■ Instructions to follow:
Extract all lines that hold "Linz" from the records below.

Extracted data entries
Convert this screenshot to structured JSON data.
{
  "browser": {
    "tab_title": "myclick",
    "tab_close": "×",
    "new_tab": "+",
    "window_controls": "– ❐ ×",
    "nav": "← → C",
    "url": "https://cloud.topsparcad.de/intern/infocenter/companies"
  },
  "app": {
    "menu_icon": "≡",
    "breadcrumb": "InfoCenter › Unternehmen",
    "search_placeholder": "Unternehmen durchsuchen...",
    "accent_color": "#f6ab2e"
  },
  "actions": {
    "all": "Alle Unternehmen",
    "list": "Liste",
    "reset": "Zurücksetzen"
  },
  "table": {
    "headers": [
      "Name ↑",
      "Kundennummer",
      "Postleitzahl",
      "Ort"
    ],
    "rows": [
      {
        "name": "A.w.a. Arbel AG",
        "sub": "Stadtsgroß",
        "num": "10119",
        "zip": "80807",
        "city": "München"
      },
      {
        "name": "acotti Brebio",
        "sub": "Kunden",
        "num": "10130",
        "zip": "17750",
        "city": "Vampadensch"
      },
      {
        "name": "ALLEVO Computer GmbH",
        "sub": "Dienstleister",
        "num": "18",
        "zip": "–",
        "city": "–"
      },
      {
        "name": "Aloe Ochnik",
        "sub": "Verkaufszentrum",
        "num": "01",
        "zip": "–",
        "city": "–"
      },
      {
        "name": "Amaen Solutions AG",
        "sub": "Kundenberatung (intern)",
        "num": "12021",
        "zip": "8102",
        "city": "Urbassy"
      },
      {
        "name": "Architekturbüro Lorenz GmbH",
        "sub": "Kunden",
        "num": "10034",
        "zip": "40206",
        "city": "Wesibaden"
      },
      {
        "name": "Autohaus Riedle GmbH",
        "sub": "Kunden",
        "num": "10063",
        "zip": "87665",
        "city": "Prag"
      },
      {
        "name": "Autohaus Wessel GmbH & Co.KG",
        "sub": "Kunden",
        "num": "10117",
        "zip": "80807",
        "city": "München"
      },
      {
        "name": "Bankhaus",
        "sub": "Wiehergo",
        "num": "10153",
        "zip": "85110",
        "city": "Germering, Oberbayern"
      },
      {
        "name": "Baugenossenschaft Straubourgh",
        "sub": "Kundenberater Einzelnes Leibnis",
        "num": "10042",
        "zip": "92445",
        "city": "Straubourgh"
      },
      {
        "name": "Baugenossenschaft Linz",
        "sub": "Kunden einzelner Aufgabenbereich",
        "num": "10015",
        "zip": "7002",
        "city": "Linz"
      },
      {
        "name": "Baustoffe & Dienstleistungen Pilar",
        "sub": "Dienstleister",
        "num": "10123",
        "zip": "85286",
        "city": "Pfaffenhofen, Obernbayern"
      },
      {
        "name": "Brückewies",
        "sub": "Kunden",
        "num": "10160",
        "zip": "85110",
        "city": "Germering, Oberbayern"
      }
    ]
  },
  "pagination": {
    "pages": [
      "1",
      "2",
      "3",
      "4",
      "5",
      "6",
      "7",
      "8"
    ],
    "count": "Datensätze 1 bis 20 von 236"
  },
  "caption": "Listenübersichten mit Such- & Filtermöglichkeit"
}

■ Exercise result:
        "name": "Baugenossenschaft Linz",
        "city": "Linz"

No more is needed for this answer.